## Provided data

[Start of Attachment]

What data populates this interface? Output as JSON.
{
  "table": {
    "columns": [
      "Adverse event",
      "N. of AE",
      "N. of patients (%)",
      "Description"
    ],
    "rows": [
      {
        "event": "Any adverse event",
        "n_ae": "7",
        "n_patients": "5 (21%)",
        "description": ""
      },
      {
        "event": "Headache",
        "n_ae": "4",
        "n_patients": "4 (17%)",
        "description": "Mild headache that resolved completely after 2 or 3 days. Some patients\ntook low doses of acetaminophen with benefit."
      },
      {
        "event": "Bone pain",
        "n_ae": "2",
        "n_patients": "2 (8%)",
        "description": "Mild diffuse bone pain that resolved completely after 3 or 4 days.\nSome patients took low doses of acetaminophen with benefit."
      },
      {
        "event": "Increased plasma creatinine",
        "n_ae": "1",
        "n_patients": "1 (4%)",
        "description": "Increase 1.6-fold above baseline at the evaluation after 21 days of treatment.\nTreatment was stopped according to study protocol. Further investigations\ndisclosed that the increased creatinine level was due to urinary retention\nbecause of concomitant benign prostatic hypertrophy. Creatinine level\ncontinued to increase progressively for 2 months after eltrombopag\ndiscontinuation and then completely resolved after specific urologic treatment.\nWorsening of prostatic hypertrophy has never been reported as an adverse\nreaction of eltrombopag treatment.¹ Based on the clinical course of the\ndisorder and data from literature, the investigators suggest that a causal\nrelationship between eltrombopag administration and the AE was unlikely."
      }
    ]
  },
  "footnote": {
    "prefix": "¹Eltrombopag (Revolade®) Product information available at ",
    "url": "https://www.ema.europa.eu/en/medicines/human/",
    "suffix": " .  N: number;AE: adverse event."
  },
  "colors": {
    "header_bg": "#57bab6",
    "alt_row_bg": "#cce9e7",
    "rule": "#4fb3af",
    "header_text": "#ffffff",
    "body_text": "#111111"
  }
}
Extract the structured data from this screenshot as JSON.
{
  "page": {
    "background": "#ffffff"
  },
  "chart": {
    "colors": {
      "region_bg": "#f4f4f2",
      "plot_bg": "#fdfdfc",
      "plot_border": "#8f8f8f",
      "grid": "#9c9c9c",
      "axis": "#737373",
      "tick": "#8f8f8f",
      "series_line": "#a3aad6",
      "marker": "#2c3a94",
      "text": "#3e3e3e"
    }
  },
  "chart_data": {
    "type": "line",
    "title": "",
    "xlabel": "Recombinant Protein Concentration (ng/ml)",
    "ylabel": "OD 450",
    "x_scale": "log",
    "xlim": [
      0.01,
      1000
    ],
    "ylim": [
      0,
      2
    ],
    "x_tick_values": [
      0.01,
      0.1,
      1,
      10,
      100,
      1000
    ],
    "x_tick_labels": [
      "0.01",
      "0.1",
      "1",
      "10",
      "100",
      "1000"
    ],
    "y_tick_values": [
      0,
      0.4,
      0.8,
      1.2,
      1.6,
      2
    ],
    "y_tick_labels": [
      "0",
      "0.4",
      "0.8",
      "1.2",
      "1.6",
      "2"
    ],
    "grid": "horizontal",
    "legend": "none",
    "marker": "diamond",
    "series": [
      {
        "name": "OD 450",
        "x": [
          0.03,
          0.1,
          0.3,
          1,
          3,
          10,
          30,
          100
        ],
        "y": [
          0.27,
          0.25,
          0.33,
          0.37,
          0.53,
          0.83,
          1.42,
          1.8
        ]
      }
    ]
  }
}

[End of Attachment]

## To do
Of the lines above, show those in which "doses" appears.

## Solution
        "description": "Mild headache that resolved completely after 2 or 3 days. Some patients\ntook low doses of acetaminophen with benefit."
        "description": "Mild diffuse bone pain that resolved completely after 3 or 4 days.\nSome patients took low doses of acetaminophen with benefit."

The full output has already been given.